▶ AIM: Find every line with "TradingView" in it, then report how many there are and nothing more.
========
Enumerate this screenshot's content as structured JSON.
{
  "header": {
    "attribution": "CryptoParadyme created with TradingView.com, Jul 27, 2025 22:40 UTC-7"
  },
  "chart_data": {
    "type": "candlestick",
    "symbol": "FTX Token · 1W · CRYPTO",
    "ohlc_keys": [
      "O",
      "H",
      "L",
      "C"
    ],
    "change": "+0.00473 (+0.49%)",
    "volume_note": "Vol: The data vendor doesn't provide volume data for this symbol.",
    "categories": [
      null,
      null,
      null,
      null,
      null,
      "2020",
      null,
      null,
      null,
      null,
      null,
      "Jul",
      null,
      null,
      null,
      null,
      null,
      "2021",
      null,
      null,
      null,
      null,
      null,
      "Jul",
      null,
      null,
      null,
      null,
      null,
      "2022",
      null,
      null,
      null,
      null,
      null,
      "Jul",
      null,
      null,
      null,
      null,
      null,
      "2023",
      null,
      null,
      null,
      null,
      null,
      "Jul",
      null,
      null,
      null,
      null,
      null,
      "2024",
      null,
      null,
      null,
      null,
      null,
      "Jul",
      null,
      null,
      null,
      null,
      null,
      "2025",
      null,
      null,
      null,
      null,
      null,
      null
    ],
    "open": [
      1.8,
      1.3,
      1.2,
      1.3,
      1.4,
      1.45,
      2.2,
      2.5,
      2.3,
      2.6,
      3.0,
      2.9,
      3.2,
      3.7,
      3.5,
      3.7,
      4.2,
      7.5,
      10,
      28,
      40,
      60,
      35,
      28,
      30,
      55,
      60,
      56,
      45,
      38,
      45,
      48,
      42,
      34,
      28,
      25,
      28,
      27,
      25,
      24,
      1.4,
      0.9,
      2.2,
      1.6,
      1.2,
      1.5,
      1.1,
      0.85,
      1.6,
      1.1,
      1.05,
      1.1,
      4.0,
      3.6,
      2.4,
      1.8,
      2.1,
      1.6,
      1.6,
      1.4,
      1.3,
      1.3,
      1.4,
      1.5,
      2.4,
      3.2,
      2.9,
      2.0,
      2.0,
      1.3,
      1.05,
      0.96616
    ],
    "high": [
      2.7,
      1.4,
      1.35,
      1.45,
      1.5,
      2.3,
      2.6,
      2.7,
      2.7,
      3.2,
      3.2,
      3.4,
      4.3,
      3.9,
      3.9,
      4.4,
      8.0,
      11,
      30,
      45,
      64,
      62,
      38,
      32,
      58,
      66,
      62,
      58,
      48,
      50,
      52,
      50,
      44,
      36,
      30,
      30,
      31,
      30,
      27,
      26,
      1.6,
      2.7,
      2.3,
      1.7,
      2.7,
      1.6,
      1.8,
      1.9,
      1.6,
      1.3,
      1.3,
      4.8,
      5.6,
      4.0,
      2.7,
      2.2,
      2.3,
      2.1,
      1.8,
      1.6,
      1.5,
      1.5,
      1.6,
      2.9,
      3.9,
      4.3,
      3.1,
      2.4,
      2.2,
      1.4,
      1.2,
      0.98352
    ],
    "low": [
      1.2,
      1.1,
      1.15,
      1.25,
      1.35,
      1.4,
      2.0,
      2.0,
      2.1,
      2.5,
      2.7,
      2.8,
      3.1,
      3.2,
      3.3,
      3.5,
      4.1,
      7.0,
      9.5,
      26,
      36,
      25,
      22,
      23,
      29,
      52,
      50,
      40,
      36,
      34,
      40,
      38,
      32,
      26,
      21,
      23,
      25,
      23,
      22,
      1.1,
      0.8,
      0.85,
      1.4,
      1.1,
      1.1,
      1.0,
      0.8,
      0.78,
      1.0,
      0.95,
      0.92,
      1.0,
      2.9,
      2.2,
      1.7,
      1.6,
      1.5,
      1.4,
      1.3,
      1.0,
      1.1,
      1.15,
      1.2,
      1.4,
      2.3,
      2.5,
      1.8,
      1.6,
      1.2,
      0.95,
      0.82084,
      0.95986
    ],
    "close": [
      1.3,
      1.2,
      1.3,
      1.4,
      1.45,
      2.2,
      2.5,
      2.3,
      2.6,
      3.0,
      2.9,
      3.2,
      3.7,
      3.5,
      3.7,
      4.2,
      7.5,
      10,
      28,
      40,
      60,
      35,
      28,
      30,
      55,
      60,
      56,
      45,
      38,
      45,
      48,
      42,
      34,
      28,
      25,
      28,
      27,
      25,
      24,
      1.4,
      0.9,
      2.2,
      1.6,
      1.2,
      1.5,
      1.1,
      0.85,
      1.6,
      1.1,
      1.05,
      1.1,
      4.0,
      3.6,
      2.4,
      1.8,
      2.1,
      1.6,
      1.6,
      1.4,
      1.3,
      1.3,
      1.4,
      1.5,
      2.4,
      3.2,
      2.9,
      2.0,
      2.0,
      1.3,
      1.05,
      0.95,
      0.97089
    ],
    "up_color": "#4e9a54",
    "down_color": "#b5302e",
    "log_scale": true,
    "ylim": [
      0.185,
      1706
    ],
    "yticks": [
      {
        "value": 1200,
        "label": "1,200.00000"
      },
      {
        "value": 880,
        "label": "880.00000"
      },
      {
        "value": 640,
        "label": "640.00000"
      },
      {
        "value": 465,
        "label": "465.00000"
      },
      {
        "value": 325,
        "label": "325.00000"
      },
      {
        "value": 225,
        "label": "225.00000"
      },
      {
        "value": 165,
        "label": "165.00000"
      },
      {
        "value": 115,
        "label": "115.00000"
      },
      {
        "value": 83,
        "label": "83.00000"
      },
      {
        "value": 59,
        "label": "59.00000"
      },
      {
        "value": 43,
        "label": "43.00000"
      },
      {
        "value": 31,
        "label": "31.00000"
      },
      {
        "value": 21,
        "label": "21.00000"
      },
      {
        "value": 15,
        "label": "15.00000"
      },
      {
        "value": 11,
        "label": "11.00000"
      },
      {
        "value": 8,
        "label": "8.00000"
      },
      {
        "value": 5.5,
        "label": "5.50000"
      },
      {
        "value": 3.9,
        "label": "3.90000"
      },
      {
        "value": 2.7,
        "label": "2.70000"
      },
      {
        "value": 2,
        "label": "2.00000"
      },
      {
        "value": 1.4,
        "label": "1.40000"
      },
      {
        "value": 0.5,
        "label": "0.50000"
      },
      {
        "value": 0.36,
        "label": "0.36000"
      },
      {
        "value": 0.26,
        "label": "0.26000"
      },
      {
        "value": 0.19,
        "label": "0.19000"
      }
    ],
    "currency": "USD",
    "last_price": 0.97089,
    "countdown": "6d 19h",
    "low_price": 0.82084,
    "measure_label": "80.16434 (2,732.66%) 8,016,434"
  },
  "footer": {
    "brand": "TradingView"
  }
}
========
▶ REPLY: 2